* [Material provided]
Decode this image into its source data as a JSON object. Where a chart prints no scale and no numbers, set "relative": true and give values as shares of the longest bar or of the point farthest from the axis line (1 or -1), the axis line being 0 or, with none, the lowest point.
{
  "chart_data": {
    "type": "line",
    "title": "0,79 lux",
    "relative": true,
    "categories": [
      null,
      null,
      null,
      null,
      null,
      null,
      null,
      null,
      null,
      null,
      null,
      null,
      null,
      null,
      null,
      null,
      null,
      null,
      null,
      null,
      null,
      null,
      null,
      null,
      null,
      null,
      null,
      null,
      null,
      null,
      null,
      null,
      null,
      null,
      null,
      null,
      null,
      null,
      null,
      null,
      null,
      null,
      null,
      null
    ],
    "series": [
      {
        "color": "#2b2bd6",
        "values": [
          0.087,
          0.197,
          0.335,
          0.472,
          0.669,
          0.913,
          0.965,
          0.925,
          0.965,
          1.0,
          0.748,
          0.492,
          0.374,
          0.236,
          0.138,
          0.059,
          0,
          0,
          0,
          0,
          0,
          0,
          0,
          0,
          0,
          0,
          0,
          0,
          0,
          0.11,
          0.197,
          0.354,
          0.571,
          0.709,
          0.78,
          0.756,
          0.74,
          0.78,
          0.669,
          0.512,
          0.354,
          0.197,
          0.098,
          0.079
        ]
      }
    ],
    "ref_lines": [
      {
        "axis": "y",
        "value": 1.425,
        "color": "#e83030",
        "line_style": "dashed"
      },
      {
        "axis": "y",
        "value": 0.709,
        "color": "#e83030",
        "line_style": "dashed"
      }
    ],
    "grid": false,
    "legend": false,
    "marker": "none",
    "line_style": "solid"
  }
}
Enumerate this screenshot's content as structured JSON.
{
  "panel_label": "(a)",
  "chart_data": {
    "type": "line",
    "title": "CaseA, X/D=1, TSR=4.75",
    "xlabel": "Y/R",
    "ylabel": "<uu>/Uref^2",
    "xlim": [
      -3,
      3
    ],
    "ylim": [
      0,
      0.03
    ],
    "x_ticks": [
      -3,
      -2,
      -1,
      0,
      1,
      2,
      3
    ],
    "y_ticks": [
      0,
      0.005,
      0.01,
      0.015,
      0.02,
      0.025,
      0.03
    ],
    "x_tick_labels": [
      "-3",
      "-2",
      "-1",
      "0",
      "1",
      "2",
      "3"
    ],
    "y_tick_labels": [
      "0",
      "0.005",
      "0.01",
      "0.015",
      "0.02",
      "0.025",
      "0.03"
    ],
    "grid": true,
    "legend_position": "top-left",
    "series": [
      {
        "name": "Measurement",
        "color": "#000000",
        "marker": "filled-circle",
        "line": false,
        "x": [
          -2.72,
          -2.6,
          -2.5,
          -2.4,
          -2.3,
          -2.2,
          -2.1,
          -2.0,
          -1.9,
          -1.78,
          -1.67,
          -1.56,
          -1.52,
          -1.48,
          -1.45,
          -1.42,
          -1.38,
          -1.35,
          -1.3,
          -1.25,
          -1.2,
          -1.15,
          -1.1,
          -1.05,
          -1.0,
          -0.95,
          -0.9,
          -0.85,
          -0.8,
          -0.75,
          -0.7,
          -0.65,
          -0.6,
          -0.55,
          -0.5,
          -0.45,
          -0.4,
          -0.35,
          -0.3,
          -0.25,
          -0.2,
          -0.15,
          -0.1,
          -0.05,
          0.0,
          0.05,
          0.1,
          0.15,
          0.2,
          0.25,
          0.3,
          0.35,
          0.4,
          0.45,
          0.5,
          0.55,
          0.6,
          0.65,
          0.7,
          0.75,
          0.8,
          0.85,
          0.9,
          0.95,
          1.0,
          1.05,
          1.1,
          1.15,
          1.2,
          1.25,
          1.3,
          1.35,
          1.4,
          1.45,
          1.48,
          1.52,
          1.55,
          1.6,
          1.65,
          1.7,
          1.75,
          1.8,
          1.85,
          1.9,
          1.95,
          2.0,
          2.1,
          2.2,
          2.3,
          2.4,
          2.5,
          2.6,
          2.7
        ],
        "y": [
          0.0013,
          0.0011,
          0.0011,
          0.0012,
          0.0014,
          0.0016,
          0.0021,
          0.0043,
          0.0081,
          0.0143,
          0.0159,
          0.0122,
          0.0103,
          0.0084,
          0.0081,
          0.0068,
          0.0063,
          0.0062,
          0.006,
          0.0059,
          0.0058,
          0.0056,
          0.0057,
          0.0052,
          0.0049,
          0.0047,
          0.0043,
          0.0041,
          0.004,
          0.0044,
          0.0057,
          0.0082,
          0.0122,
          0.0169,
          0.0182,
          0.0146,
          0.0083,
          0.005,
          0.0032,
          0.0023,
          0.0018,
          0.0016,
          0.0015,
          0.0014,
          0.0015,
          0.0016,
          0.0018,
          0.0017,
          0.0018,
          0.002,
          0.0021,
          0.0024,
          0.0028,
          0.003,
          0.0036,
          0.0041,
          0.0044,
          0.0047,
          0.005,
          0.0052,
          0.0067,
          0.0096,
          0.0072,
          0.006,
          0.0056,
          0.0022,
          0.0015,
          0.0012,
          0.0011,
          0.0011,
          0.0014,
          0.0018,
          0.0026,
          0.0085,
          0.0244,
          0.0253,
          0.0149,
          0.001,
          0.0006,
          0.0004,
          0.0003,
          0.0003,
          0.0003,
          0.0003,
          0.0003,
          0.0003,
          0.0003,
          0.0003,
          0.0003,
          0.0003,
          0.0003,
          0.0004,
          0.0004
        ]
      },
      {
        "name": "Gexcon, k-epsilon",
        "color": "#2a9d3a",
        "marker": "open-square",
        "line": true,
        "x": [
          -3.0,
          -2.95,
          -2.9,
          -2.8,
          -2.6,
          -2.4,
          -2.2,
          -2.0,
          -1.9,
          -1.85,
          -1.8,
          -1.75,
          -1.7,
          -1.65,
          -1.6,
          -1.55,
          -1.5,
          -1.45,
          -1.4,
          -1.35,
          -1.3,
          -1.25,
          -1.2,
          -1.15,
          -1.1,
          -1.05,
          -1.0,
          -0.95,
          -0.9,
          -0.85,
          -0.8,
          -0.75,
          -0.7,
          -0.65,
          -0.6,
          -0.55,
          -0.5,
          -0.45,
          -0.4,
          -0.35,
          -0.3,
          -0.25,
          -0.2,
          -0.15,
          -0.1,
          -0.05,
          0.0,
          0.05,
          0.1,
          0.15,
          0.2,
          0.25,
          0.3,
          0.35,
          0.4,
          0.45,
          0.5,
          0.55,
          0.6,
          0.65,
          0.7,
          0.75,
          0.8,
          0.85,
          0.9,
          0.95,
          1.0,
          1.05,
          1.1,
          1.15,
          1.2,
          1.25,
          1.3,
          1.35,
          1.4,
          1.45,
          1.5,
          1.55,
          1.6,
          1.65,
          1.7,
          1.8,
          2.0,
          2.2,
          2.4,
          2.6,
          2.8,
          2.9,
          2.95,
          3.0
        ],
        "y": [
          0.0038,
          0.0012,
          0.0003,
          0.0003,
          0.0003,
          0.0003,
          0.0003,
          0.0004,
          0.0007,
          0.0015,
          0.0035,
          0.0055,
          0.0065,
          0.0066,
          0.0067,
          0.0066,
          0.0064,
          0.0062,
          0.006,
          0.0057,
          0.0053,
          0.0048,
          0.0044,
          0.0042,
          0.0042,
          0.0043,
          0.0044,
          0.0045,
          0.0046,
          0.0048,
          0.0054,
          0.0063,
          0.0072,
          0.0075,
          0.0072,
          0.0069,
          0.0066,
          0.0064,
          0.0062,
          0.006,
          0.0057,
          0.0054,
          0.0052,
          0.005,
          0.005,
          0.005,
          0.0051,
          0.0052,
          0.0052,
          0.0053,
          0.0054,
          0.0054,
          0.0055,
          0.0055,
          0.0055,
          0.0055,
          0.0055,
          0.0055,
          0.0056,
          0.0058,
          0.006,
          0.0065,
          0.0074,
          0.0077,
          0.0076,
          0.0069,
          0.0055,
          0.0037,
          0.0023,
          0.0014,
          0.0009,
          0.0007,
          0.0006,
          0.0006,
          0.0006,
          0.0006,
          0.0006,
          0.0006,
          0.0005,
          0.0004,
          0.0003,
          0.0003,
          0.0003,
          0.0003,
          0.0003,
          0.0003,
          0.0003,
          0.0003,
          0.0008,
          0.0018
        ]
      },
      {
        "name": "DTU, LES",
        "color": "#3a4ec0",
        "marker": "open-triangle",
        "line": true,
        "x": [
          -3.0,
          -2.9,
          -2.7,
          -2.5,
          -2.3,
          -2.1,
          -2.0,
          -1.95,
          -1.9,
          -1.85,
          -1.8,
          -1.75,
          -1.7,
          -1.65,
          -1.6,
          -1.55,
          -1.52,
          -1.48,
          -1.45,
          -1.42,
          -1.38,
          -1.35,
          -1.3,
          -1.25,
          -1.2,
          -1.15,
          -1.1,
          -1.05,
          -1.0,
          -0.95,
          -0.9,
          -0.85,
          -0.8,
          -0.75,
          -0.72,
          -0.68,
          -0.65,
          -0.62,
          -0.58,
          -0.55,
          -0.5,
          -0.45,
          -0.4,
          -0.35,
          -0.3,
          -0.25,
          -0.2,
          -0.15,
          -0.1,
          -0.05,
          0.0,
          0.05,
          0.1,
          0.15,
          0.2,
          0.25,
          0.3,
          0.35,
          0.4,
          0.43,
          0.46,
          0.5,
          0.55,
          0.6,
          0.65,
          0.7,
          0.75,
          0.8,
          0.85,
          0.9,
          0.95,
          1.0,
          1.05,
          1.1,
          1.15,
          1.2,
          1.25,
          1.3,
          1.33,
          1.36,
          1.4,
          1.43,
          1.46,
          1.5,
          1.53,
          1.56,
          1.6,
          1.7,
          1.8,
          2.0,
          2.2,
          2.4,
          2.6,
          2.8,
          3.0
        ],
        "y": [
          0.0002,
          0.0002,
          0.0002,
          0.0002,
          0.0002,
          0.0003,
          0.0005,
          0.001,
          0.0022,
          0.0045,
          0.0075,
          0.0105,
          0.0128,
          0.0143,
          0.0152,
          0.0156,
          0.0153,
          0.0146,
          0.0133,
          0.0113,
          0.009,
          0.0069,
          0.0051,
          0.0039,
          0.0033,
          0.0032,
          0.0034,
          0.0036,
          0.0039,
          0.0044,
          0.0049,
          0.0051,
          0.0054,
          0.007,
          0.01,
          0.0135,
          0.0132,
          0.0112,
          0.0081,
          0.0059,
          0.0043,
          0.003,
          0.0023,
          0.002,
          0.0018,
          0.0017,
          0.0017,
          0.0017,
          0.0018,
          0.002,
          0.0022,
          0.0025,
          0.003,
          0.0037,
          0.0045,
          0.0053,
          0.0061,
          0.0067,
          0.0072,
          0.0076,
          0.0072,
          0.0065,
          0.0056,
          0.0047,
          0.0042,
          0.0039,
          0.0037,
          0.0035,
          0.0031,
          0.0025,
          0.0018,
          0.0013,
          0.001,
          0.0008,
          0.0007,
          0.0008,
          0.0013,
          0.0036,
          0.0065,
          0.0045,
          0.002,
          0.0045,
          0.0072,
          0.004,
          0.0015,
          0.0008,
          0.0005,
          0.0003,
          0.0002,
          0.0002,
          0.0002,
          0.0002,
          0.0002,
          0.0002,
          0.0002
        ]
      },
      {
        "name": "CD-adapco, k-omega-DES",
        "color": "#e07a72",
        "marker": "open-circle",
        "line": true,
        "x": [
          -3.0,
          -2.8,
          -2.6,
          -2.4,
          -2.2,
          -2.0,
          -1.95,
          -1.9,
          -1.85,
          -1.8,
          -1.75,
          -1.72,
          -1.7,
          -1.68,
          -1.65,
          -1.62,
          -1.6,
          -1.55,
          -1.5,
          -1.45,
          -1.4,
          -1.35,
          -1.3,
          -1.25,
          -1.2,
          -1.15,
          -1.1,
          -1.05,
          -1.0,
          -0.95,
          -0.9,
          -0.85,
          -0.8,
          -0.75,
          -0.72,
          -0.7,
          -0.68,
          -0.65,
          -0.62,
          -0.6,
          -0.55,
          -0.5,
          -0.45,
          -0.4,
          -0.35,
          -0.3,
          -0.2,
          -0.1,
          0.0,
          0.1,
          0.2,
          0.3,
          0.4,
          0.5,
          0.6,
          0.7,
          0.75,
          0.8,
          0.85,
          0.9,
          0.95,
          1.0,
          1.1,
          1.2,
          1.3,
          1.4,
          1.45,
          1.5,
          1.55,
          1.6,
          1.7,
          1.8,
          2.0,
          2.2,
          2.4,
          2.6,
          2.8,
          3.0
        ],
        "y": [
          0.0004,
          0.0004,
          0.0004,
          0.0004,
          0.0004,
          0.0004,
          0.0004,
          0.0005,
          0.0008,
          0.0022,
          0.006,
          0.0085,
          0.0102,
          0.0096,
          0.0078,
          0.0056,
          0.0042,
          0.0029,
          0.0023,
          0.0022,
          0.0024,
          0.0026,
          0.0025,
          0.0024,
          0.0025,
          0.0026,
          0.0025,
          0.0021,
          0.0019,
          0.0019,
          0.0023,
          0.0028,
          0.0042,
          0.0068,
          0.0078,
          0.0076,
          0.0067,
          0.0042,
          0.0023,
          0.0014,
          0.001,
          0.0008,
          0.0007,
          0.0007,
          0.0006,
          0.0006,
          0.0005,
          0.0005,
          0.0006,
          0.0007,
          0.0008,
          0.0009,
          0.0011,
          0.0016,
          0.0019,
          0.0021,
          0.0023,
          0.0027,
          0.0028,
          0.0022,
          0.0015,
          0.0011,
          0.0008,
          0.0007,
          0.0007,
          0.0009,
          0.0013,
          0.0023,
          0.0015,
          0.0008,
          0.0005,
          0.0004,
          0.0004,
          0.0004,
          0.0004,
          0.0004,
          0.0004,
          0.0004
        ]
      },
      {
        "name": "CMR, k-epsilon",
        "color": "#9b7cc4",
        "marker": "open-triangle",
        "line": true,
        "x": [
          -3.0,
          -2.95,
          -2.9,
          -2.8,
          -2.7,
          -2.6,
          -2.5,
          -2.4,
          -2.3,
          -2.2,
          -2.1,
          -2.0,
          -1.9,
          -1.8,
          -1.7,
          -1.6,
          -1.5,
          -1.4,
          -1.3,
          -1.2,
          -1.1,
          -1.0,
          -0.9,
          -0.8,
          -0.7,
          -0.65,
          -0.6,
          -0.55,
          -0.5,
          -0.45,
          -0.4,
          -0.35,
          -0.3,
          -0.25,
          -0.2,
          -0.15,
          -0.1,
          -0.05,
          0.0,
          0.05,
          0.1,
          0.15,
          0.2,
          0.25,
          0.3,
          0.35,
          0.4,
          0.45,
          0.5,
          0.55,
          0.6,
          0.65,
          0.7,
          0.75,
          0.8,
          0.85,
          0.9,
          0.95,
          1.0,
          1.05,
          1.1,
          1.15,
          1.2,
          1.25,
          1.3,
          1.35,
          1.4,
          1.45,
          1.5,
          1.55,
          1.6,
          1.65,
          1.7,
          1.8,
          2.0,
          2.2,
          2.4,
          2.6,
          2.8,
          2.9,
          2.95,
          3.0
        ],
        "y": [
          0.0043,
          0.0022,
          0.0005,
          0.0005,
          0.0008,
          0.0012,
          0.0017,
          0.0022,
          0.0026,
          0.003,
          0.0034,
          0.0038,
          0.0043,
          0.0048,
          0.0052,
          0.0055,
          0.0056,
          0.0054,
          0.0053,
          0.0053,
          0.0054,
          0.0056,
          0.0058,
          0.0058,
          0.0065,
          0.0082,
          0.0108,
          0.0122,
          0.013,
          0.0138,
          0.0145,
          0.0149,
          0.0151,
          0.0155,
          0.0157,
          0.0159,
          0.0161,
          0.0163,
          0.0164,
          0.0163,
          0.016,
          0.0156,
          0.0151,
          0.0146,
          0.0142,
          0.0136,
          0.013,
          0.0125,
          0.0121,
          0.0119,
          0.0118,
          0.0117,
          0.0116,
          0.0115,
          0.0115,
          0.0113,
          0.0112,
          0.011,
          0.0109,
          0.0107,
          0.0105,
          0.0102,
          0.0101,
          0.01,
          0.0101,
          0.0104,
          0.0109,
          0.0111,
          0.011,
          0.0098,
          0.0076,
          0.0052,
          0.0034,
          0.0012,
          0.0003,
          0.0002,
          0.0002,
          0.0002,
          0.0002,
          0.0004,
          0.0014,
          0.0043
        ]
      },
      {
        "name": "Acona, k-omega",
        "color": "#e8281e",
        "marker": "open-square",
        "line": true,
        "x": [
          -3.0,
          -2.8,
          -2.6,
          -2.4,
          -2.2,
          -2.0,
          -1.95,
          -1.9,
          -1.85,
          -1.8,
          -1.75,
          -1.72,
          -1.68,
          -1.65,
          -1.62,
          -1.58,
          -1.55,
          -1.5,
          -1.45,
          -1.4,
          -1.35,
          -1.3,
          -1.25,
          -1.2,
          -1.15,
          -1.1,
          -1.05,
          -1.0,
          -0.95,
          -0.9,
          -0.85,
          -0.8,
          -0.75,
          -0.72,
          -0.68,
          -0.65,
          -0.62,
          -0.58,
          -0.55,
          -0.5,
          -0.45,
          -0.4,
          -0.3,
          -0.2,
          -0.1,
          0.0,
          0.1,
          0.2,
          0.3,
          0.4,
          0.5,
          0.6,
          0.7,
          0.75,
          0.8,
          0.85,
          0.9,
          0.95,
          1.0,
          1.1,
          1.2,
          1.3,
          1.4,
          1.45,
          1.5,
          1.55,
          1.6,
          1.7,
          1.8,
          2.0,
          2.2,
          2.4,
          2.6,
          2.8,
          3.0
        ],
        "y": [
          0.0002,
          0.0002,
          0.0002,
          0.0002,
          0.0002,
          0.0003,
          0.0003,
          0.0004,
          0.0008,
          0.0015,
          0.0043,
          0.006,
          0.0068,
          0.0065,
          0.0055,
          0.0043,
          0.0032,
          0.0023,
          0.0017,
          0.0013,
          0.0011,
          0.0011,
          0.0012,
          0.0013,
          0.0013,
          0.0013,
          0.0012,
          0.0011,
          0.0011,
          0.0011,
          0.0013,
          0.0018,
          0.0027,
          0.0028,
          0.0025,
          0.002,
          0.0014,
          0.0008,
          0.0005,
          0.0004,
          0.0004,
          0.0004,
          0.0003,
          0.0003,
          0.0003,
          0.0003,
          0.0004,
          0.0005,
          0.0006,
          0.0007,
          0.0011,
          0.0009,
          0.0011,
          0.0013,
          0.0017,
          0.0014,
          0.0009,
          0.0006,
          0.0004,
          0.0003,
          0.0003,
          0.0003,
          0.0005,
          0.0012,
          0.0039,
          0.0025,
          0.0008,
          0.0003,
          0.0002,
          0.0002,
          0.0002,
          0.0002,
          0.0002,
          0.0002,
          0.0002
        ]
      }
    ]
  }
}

* [Exercise aim] Copy every line of the listing containing the string "this".

* [Answer below]
Decode this image into its source data as a JSON object. Where a chart prints no scale and no numbers, set "relative": true and give values as shares of the longest bar or of the point farthest from the axis line (1 or -1), the axis line being 0 or, with none, the lowest point.
Enumerate this screenshot's content as structured JSON.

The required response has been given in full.